# DATA PROVIDED start

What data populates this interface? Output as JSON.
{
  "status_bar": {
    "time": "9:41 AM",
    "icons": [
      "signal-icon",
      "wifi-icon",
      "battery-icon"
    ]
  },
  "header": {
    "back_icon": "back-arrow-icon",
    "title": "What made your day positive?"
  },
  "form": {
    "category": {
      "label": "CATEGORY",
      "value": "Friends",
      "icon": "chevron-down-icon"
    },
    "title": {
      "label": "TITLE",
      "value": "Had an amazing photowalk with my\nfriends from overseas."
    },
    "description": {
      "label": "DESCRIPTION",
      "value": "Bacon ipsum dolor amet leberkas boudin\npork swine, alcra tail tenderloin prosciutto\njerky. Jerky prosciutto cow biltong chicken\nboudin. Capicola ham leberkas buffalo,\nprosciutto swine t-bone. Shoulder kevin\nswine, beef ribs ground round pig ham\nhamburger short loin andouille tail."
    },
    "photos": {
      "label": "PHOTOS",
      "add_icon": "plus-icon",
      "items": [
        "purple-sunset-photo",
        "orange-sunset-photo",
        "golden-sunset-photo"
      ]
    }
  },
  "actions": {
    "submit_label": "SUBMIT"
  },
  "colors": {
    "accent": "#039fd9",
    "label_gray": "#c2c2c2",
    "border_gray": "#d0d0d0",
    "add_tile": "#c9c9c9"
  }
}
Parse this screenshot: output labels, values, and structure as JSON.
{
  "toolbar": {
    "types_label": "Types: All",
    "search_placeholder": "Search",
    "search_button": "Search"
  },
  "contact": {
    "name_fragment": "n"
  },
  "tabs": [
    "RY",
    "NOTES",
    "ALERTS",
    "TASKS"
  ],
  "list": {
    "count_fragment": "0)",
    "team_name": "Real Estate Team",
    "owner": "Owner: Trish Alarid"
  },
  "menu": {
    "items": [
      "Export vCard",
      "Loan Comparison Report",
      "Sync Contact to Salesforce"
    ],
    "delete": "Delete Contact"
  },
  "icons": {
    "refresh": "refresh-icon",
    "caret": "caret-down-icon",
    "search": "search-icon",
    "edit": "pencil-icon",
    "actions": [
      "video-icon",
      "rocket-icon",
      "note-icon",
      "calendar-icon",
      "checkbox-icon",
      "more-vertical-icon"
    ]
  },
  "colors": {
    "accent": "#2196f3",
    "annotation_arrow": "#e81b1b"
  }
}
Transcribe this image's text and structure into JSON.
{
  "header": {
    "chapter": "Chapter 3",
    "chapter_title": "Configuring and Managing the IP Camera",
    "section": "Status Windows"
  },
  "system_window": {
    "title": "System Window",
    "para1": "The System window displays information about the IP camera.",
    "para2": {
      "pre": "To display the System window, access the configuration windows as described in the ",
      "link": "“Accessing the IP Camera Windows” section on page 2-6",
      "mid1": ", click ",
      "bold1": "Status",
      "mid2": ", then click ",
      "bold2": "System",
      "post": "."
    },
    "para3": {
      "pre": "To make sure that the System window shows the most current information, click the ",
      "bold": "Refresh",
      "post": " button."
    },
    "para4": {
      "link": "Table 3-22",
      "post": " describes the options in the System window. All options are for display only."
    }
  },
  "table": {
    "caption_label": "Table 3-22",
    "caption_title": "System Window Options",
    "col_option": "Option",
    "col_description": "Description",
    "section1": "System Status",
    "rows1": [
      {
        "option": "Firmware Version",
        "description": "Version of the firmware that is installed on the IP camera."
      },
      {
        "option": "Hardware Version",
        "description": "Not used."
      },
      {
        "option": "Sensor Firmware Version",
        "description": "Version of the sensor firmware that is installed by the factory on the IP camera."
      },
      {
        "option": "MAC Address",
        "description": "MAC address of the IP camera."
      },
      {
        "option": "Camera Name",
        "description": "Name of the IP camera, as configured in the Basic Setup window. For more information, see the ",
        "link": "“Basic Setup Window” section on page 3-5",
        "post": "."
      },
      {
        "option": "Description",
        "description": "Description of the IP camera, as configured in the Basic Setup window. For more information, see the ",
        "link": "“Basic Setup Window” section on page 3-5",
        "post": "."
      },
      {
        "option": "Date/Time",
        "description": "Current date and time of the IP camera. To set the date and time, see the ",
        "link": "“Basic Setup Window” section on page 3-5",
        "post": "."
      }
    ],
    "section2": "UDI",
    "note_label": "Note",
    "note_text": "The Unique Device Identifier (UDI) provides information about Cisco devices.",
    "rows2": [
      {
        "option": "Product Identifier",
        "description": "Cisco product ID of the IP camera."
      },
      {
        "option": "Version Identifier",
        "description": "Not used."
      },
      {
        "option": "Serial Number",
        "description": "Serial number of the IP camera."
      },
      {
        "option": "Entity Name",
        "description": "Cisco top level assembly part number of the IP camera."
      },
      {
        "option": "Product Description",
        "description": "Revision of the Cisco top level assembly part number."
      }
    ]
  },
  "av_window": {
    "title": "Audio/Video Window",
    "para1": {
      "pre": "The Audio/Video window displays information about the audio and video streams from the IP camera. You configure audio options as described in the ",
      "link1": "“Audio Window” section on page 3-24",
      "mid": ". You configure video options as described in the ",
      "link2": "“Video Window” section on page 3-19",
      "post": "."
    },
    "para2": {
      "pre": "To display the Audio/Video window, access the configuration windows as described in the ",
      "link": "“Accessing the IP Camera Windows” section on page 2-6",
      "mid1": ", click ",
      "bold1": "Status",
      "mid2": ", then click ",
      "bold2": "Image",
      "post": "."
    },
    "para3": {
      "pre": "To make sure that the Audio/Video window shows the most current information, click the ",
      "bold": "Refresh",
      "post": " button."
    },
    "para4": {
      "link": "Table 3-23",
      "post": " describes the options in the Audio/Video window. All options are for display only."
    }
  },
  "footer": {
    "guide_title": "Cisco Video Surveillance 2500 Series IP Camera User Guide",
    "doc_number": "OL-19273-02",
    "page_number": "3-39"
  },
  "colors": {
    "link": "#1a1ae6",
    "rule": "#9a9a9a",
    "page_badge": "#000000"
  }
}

# DATA PROVIDED end

▸ WHAT IS EXPECTED: Scan the lines above for "assembly", then copy every one that has it.

▸ WRITTEN RESPONSE:
        "description": "Cisco top level assembly part number of the IP camera."
        "description": "Revision of the Cisco top level assembly part number."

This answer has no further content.